[Begin Material provided]

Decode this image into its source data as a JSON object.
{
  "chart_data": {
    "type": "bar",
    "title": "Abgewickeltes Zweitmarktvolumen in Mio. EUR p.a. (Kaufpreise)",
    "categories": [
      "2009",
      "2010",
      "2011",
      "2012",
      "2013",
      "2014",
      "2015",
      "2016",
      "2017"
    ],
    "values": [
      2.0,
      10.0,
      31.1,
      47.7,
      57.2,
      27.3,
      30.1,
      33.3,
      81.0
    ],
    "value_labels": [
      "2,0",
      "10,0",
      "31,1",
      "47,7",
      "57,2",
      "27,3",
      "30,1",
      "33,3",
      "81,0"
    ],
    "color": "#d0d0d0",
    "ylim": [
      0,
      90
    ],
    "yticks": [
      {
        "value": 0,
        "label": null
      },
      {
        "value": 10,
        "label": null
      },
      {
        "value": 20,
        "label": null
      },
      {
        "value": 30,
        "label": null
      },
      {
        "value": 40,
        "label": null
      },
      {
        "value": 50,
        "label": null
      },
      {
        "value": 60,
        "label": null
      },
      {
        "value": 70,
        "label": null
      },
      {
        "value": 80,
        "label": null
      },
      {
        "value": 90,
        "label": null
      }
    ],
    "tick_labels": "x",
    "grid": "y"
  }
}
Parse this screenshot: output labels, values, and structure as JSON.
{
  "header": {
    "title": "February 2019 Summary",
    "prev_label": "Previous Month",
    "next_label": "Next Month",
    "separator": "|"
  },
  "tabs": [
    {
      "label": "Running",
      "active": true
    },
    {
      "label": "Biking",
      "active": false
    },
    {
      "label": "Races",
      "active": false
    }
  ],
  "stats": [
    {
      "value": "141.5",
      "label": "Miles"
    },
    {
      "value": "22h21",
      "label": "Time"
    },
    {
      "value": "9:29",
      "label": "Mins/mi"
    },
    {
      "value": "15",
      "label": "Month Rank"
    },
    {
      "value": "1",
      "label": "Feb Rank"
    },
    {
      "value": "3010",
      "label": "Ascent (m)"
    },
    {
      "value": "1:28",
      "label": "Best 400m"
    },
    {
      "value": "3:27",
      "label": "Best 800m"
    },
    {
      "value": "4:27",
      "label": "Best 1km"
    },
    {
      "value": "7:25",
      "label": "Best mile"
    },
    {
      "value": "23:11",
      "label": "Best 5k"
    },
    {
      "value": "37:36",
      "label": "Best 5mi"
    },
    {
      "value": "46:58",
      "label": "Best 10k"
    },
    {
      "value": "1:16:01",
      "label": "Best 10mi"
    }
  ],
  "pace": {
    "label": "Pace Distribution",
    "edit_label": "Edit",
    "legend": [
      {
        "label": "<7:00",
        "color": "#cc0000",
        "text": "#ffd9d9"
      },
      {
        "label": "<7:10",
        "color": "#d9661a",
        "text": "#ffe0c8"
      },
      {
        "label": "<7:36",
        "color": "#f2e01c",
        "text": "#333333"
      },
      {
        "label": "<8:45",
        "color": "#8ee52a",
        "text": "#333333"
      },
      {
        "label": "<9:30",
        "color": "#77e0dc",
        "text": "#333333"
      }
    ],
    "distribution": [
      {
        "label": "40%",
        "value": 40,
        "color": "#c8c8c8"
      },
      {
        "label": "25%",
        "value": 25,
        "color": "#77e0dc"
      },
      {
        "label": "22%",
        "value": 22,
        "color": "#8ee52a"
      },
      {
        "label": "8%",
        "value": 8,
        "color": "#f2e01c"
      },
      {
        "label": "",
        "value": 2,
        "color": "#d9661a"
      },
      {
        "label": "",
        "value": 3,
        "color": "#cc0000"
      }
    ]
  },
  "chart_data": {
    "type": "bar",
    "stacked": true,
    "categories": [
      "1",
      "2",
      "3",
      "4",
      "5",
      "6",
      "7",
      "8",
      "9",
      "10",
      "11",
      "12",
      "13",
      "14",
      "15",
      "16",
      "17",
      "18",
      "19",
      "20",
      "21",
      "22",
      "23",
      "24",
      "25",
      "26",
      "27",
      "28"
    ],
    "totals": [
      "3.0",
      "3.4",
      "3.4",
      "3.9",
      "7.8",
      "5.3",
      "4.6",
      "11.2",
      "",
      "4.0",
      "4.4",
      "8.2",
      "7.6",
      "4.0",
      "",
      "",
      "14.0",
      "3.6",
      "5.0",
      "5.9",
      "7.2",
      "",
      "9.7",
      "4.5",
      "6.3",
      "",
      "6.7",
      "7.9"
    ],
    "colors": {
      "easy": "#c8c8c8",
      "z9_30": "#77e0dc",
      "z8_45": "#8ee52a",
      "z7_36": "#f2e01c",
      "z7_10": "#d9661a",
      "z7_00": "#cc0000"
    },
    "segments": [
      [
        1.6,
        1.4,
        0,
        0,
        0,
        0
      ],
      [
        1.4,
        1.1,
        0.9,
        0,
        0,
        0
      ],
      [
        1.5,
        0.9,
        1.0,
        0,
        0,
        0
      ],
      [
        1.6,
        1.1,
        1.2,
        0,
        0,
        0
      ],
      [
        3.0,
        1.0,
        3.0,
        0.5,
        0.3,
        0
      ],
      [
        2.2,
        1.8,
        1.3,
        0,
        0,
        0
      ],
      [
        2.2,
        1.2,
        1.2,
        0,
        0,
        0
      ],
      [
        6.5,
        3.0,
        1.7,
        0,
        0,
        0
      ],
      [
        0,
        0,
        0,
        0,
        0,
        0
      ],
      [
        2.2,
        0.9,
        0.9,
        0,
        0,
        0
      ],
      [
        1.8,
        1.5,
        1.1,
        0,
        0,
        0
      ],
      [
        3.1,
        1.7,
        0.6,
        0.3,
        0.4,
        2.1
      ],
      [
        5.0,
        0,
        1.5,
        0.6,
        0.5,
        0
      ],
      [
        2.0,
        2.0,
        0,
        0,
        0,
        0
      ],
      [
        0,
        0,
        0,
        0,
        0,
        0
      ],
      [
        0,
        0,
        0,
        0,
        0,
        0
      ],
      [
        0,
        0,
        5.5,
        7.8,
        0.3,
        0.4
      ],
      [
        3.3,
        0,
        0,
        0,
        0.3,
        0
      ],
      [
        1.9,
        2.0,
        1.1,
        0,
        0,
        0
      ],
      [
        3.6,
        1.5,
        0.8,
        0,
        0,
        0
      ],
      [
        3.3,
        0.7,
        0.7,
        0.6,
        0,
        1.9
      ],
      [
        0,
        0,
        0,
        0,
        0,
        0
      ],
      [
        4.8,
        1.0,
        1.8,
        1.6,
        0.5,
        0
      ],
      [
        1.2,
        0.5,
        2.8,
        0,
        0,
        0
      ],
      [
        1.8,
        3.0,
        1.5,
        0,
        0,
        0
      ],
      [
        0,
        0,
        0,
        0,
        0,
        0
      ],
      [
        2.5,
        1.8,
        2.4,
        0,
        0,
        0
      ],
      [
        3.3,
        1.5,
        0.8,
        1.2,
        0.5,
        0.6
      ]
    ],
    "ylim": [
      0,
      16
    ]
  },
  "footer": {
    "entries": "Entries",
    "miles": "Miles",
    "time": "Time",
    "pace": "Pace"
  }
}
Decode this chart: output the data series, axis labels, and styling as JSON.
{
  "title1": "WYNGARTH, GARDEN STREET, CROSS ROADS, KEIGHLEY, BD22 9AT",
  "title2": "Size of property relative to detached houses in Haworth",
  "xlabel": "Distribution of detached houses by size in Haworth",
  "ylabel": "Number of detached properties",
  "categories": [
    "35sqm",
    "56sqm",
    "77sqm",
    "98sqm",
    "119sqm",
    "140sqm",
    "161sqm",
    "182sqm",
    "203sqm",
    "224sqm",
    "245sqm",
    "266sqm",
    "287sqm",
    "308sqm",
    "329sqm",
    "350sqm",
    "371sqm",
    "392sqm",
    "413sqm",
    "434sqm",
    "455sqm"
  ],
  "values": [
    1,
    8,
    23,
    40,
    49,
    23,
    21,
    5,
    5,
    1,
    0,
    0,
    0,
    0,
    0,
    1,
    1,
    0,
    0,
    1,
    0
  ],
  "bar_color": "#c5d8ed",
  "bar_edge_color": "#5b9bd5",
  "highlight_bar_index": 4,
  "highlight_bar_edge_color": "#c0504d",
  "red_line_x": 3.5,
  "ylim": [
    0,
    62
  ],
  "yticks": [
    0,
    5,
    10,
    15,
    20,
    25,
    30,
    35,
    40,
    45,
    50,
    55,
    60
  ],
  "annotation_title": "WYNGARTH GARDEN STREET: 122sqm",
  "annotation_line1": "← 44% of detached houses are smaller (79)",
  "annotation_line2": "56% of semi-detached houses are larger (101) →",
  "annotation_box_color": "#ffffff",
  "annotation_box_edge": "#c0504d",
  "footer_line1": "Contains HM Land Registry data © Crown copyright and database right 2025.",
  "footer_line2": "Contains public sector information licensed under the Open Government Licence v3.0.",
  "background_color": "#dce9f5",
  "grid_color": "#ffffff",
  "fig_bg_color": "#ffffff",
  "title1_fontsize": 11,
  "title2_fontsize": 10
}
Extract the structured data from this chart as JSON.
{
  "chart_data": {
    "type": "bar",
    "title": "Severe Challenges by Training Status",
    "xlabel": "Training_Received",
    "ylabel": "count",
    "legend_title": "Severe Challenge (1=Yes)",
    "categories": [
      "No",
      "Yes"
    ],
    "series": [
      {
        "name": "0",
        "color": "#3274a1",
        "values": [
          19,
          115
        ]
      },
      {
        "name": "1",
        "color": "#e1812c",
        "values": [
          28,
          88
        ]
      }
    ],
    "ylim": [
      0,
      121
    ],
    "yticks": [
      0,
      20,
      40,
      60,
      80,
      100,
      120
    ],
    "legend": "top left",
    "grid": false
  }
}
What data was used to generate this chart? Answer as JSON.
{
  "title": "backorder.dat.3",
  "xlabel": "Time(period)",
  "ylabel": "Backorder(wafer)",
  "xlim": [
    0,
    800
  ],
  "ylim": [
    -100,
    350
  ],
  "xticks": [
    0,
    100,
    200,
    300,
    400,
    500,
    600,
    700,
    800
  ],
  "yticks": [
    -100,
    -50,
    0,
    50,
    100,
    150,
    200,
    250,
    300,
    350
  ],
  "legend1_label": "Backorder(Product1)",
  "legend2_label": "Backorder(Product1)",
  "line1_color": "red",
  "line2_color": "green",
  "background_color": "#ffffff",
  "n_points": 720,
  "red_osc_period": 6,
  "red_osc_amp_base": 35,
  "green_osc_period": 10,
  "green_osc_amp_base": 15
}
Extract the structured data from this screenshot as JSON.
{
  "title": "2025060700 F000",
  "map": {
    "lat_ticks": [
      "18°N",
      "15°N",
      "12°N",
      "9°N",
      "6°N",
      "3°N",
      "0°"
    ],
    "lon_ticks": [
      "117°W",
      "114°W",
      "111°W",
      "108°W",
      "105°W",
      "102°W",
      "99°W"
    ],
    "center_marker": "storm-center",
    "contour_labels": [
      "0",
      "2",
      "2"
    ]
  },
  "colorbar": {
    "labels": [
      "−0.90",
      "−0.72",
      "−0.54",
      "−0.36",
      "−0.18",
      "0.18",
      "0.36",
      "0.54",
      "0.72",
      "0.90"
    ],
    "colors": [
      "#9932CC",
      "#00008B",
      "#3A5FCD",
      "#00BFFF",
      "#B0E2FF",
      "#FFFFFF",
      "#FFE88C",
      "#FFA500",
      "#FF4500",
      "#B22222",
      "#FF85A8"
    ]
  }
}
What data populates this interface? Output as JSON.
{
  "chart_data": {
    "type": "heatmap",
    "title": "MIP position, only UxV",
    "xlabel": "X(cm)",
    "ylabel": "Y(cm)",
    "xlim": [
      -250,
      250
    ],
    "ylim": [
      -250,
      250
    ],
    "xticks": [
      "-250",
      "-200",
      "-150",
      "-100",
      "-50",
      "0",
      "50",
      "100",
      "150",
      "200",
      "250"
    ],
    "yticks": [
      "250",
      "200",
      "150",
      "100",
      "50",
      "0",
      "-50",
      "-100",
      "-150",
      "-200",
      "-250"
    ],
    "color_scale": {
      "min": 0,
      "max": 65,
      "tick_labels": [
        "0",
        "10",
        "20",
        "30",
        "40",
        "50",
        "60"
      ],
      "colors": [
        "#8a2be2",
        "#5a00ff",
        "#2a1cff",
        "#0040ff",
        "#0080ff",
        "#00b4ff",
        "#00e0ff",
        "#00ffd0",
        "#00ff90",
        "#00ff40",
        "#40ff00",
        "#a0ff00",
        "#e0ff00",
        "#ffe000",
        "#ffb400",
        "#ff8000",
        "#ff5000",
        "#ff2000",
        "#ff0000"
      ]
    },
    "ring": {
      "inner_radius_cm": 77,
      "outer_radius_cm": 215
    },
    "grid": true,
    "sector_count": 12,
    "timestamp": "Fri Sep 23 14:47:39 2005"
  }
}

[End Material provided]

Show, from the listing above, each line that contains the word "STREET".

Task response
  "title1": "WYNGARTH, GARDEN STREET, CROSS ROADS, KEIGHLEY, BD22 9AT",
  "annotation_title": "WYNGARTH GARDEN STREET: 122sqm",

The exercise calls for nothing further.